• **TASK DESCRIPTION**
Can you pull out each line of the data below that includes the word "structured"?

(Stored data entries)
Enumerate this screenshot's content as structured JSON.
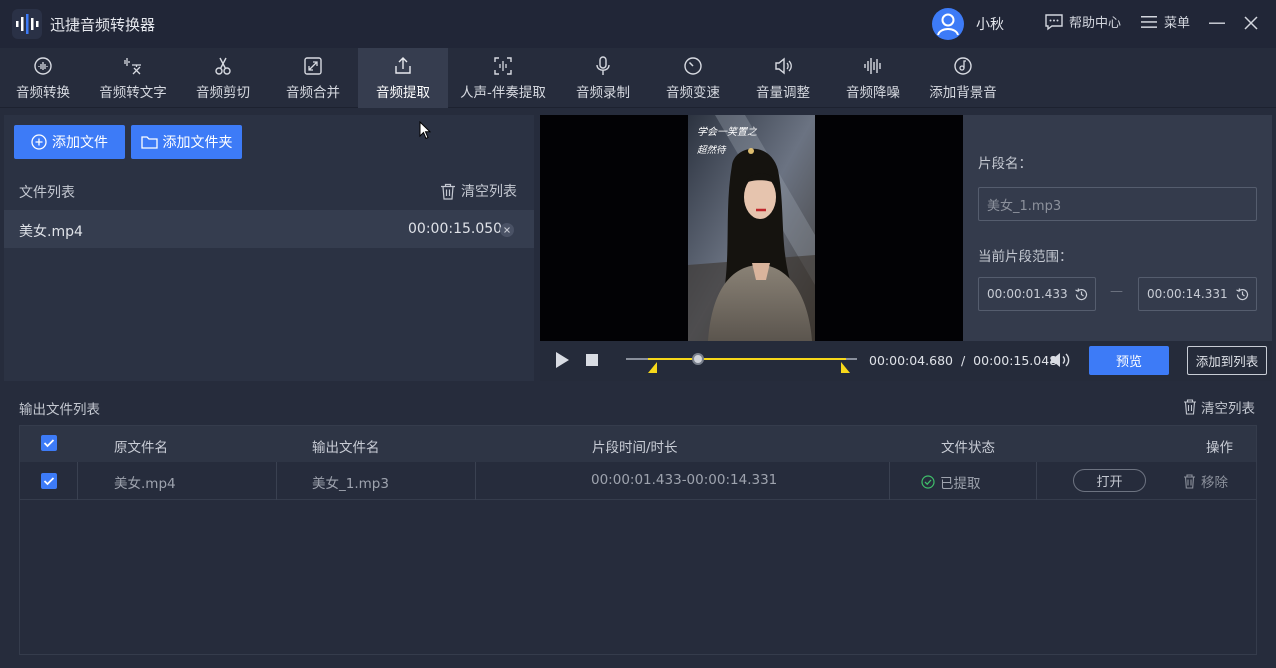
{
  "app": {
    "title": "迅捷音频转换器"
  },
  "user": {
    "name": "小秋"
  },
  "header": {
    "help": "帮助中心",
    "menu": "菜单"
  },
  "tools": [
    {
      "label": "音频转换",
      "icon": "audio-convert-icon"
    },
    {
      "label": "音频转文字",
      "icon": "audio-to-text-icon"
    },
    {
      "label": "音频剪切",
      "icon": "scissors-icon"
    },
    {
      "label": "音频合并",
      "icon": "merge-icon"
    },
    {
      "label": "音频提取",
      "icon": "upload-icon"
    },
    {
      "label": "人声-伴奏提取",
      "icon": "scan-icon"
    },
    {
      "label": "音频录制",
      "icon": "microphone-icon"
    },
    {
      "label": "音频变速",
      "icon": "speed-icon"
    },
    {
      "label": "音量调整",
      "icon": "volume-icon"
    },
    {
      "label": "音频降噪",
      "icon": "denoise-icon"
    },
    {
      "label": "添加背景音",
      "icon": "music-note-icon"
    }
  ],
  "active_tool": "音频提取",
  "left": {
    "add_file": "添加文件",
    "add_folder": "添加文件夹",
    "list_title": "文件列表",
    "clear": "清空列表",
    "files": [
      {
        "name": "美女.mp4",
        "duration": "00:00:15.050"
      }
    ]
  },
  "video": {
    "caption1": "学会一笑置之",
    "caption2": "超然待"
  },
  "props": {
    "segment_name_label": "片段名：",
    "segment_name_placeholder": "美女_1.mp3",
    "range_label": "当前片段范围：",
    "start": "00:00:01.433",
    "end": "00:00:14.331",
    "dash": "—"
  },
  "player": {
    "current": "00:00:04.680",
    "sep": "/",
    "total": "00:00:15.048",
    "preview": "预览",
    "add_to_list": "添加到列表",
    "progress": 0.31,
    "range_start": 0.095,
    "range_end": 0.952
  },
  "output": {
    "title": "输出文件列表",
    "clear": "清空列表",
    "headers": {
      "source": "原文件名",
      "output": "输出文件名",
      "segment": "片段时间/时长",
      "status": "文件状态",
      "ops": "操作"
    },
    "rows": [
      {
        "source": "美女.mp4",
        "output": "美女_1.mp3",
        "segment": "00:00:01.433-00:00:14.331",
        "status": "已提取",
        "open": "打开",
        "remove": "移除"
      }
    ]
  },
  "colors": {
    "accent": "#3d7bf7",
    "range": "#f7d81a",
    "success": "#3fbf6a"
  }
}
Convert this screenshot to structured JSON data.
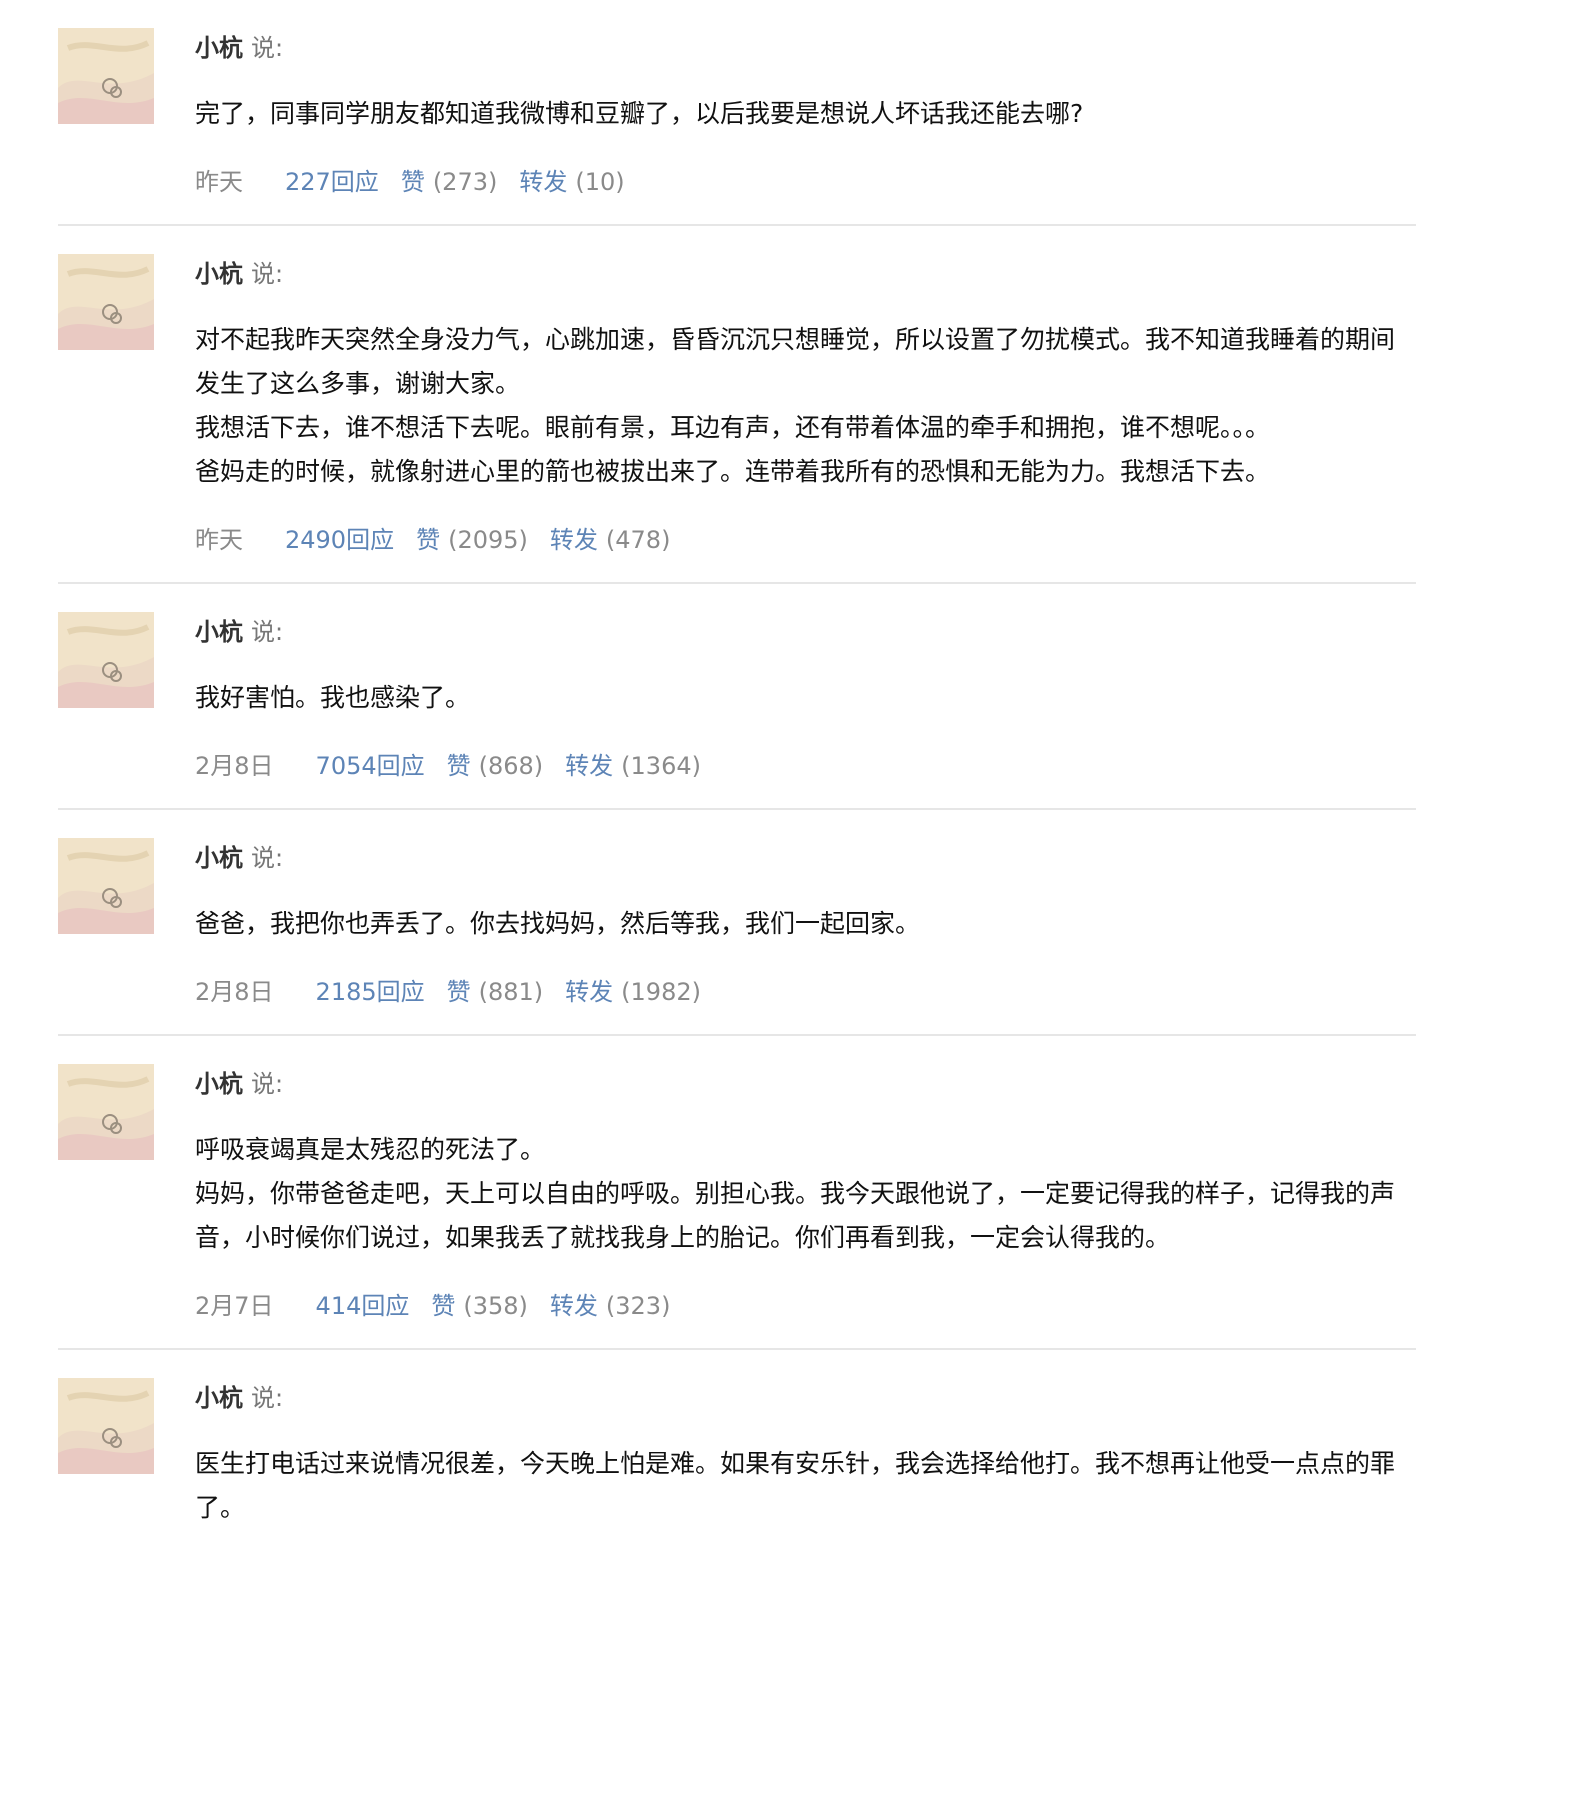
{
  "feed": {
    "statuses": [
      {
        "author": "小杭",
        "said": "说:",
        "lines": [
          "完了，同事同学朋友都知道我微博和豆瓣了，以后我要是想说人坏话我还能去哪?"
        ],
        "date": "昨天",
        "reply": "227回应",
        "like_label": "赞",
        "like_count": "(273)",
        "share_label": "转发",
        "share_count": "(10)"
      },
      {
        "author": "小杭",
        "said": "说:",
        "lines": [
          "对不起我昨天突然全身没力气，心跳加速，昏昏沉沉只想睡觉，所以设置了勿扰模式。我不知道我睡着的期间发生了这么多事，谢谢大家。",
          "我想活下去，谁不想活下去呢。眼前有景，耳边有声，还有带着体温的牵手和拥抱，谁不想呢。。。",
          "爸妈走的时候，就像射进心里的箭也被拔出来了。连带着我所有的恐惧和无能为力。我想活下去。"
        ],
        "date": "昨天",
        "reply": "2490回应",
        "like_label": "赞",
        "like_count": "(2095)",
        "share_label": "转发",
        "share_count": "(478)"
      },
      {
        "author": "小杭",
        "said": "说:",
        "lines": [
          "我好害怕。我也感染了。"
        ],
        "date": "2月8日",
        "reply": "7054回应",
        "like_label": "赞",
        "like_count": "(868)",
        "share_label": "转发",
        "share_count": "(1364)"
      },
      {
        "author": "小杭",
        "said": "说:",
        "lines": [
          "爸爸，我把你也弄丢了。你去找妈妈，然后等我，我们一起回家。"
        ],
        "date": "2月8日",
        "reply": "2185回应",
        "like_label": "赞",
        "like_count": "(881)",
        "share_label": "转发",
        "share_count": "(1982)"
      },
      {
        "author": "小杭",
        "said": "说:",
        "lines": [
          "呼吸衰竭真是太残忍的死法了。",
          "妈妈，你带爸爸走吧，天上可以自由的呼吸。别担心我。我今天跟他说了，一定要记得我的样子，记得我的声音，小时候你们说过，如果我丢了就找我身上的胎记。你们再看到我，一定会认得我的。"
        ],
        "date": "2月7日",
        "reply": "414回应",
        "like_label": "赞",
        "like_count": "(358)",
        "share_label": "转发",
        "share_count": "(323)"
      },
      {
        "author": "小杭",
        "said": "说:",
        "lines": [
          "医生打电话过来说情况很差，今天晚上怕是难。如果有安乐针，我会选择给他打。我不想再让他受一点点的罪了。"
        ]
      }
    ]
  }
}
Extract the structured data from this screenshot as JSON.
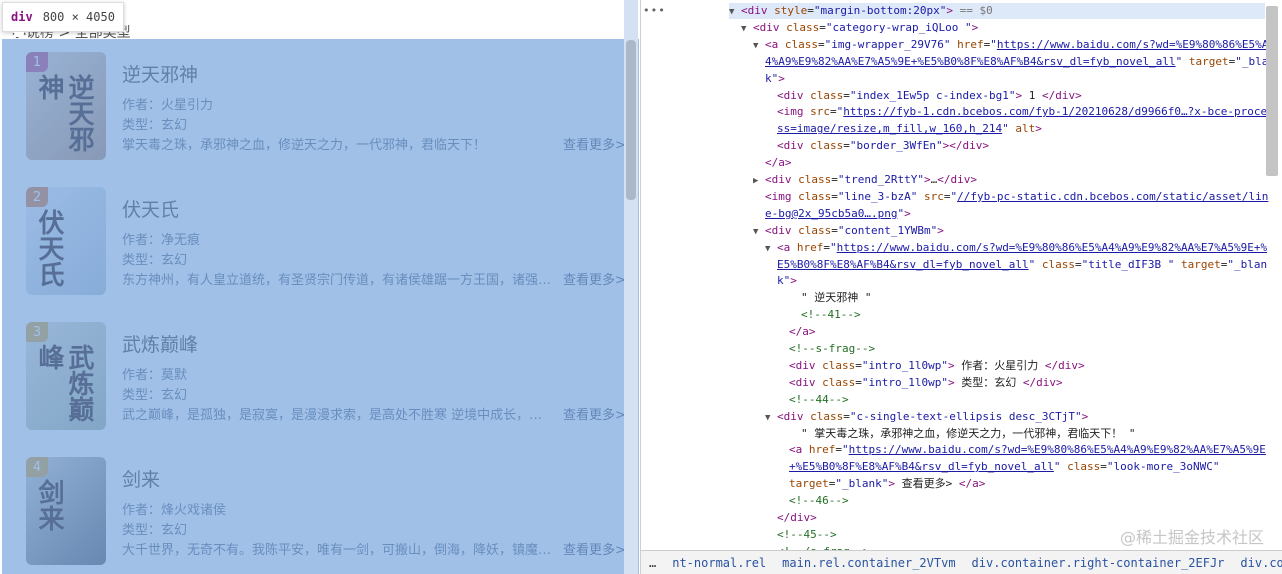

• **TASK RESPONSE**
Enumerate this screenshot's content as structured JSON.
Convert this screenshot to structured JSON data.
Extract the structured data from this screenshot as JSON.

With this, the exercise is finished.